| STATED EXERCISE |
Gather each line in the entries that includes the string "JSON".
──────── MATERIAL FOR THIS TASK
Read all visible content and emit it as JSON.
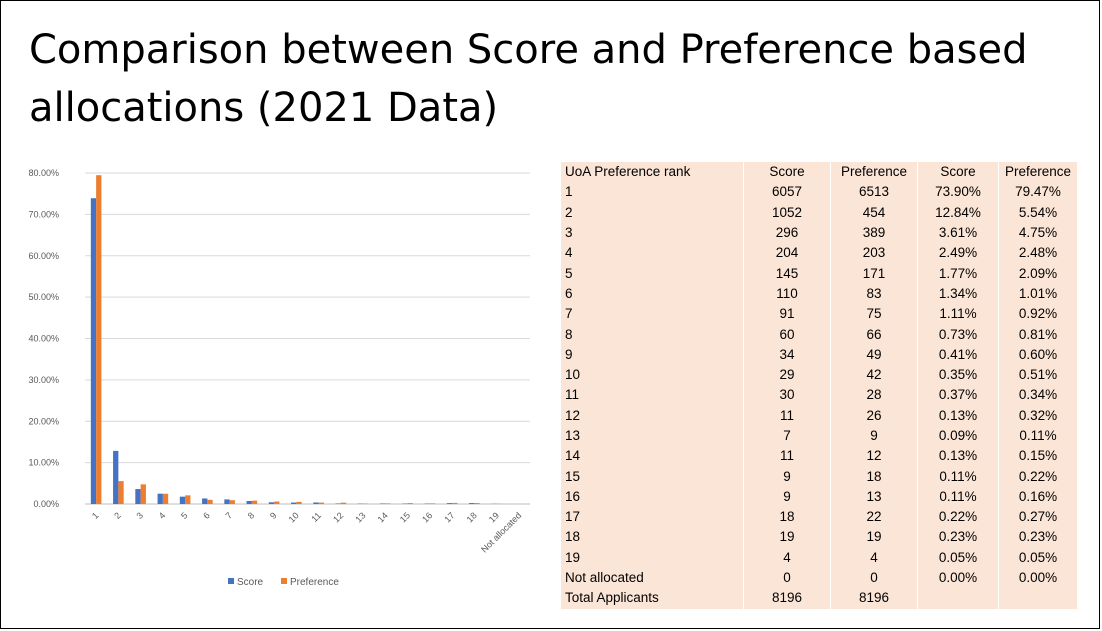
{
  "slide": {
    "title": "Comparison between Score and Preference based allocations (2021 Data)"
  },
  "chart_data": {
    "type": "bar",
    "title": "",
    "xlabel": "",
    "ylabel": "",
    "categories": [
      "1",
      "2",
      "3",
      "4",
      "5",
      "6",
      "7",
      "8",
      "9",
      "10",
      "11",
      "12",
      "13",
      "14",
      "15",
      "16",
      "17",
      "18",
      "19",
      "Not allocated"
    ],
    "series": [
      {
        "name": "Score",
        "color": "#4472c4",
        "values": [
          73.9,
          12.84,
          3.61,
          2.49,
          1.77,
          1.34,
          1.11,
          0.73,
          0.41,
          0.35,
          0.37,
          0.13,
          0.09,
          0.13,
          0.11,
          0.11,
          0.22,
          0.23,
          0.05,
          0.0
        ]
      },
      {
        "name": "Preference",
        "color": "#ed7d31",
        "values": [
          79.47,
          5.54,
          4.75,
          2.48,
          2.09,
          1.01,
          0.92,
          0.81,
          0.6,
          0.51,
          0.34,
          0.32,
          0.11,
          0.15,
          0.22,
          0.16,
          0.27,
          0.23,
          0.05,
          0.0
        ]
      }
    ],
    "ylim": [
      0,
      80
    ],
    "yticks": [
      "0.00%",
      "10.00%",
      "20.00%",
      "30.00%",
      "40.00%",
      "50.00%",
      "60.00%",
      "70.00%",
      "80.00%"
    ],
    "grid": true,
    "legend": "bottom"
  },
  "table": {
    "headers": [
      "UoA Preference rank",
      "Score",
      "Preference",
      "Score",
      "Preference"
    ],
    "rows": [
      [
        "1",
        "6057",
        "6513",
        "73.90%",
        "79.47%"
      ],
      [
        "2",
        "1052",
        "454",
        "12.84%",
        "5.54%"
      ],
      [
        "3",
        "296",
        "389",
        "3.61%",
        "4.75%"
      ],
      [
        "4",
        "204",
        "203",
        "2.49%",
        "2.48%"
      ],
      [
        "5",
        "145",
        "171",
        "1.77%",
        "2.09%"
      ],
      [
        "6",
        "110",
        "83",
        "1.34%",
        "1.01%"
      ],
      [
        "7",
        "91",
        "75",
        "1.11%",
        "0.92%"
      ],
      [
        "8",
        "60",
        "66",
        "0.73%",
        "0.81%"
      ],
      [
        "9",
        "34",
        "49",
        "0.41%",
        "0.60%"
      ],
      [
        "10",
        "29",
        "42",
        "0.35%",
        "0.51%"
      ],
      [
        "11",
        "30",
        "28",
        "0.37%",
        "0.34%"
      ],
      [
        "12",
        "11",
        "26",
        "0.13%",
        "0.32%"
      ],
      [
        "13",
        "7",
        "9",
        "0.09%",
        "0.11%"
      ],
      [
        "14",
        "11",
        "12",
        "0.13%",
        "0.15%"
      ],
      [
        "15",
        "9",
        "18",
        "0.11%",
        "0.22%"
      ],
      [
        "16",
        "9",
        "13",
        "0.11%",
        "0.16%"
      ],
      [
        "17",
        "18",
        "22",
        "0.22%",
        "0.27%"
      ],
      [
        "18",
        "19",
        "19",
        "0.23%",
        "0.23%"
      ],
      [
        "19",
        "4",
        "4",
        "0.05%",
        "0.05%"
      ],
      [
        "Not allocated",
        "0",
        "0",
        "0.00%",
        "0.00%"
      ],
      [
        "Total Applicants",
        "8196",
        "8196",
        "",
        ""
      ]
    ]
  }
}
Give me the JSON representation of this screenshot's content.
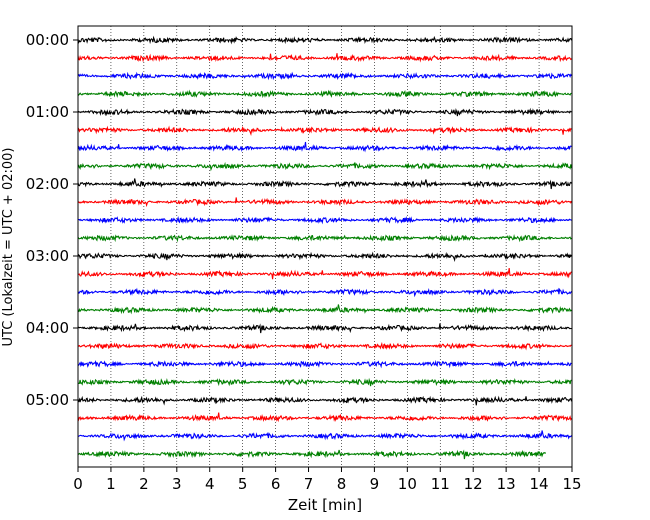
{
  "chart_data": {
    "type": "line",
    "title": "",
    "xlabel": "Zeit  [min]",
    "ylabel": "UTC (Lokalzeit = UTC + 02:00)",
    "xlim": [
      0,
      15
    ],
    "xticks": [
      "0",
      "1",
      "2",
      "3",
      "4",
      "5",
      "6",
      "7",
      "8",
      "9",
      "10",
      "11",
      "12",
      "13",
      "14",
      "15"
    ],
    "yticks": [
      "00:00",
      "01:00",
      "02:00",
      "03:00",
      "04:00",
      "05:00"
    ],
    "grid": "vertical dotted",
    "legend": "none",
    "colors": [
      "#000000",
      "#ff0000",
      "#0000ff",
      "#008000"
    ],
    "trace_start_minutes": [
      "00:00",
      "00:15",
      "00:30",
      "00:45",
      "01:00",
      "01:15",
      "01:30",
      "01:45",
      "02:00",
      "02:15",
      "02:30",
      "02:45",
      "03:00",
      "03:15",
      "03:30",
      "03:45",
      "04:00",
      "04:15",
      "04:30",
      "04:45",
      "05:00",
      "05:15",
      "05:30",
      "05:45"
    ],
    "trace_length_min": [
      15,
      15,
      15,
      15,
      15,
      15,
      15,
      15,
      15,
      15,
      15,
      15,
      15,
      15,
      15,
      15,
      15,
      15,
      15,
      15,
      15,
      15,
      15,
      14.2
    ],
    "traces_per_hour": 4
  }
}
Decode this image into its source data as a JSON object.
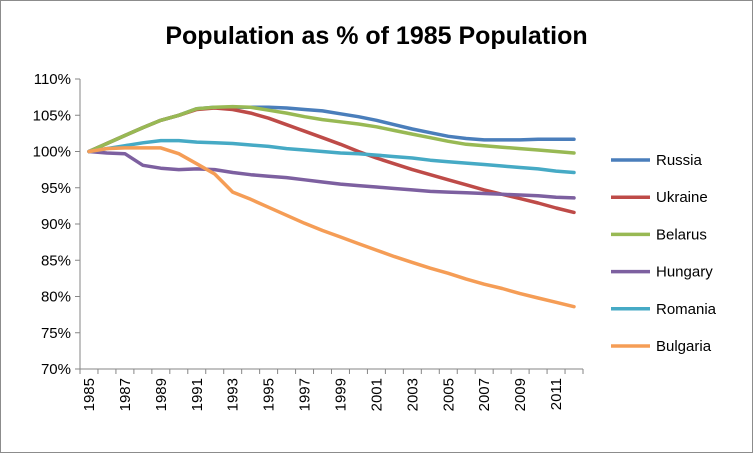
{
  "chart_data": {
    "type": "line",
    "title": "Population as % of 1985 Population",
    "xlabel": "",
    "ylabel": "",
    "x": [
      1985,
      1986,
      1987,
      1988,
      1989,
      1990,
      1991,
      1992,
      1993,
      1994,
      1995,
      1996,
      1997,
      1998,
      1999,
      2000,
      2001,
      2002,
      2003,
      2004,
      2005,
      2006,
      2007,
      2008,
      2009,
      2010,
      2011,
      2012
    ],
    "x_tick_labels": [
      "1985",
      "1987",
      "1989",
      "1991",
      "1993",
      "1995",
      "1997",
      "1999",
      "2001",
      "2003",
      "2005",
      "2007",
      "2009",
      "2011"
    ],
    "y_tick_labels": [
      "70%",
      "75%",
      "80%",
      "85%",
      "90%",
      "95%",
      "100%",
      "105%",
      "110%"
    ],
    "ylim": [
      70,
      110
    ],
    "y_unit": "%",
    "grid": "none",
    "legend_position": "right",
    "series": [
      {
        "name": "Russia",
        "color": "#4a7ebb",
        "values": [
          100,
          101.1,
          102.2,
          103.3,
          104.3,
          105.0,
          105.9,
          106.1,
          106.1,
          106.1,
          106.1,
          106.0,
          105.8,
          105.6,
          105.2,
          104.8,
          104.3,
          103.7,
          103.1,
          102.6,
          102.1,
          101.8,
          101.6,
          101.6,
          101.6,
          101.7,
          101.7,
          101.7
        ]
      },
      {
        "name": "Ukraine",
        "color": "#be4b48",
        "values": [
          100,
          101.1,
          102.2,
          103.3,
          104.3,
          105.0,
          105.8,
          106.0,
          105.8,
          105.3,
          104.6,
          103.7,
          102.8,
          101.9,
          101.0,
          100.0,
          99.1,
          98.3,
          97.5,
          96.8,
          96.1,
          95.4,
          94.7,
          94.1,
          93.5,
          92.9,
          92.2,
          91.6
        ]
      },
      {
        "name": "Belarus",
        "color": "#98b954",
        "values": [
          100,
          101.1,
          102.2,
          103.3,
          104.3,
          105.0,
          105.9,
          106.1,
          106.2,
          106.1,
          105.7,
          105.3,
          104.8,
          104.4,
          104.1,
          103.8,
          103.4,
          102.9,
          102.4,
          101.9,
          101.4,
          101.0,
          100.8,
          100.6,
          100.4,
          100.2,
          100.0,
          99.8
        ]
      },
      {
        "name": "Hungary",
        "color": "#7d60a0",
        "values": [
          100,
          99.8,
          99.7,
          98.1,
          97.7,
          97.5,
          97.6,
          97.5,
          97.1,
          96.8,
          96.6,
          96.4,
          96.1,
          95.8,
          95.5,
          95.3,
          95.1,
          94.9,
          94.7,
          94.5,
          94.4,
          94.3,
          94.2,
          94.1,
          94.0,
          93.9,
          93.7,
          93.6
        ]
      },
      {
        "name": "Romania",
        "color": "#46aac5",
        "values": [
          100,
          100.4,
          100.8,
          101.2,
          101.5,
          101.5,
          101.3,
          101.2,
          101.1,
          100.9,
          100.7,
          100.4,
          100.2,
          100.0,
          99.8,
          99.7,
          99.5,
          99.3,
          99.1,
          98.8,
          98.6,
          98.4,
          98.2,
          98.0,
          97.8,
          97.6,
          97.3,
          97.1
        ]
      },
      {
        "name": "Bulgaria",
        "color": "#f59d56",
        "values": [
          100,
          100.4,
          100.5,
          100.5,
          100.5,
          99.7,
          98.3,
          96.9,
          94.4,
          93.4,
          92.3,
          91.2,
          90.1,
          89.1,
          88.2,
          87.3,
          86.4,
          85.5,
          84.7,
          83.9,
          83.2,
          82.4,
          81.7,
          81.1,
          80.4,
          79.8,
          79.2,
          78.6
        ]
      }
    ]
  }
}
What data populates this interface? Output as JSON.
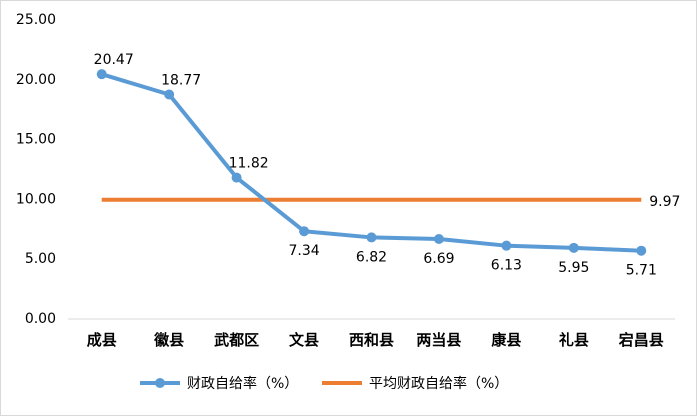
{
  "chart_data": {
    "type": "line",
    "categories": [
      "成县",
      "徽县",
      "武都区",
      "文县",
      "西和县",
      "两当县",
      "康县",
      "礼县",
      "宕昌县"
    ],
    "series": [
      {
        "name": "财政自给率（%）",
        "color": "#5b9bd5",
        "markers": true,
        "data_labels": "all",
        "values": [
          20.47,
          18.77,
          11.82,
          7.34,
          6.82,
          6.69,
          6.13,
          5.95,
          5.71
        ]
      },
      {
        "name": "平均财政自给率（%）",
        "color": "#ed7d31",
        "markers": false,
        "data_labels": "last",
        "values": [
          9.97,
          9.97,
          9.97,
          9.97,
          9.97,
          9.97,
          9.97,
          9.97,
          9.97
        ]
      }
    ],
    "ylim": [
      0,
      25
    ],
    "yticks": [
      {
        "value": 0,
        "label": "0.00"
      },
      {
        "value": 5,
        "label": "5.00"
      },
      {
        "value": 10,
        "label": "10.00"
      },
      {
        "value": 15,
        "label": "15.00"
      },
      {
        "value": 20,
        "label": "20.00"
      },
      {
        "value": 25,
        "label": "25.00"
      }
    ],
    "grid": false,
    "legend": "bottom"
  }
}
────────────────
| ANSWER IN FULL |
Read all visible content and emit it as JSON.
Give me the JSON representation of this screenshot's content.
Decode this image into its source data as a JSON object.
What data populates this interface? Output as JSON.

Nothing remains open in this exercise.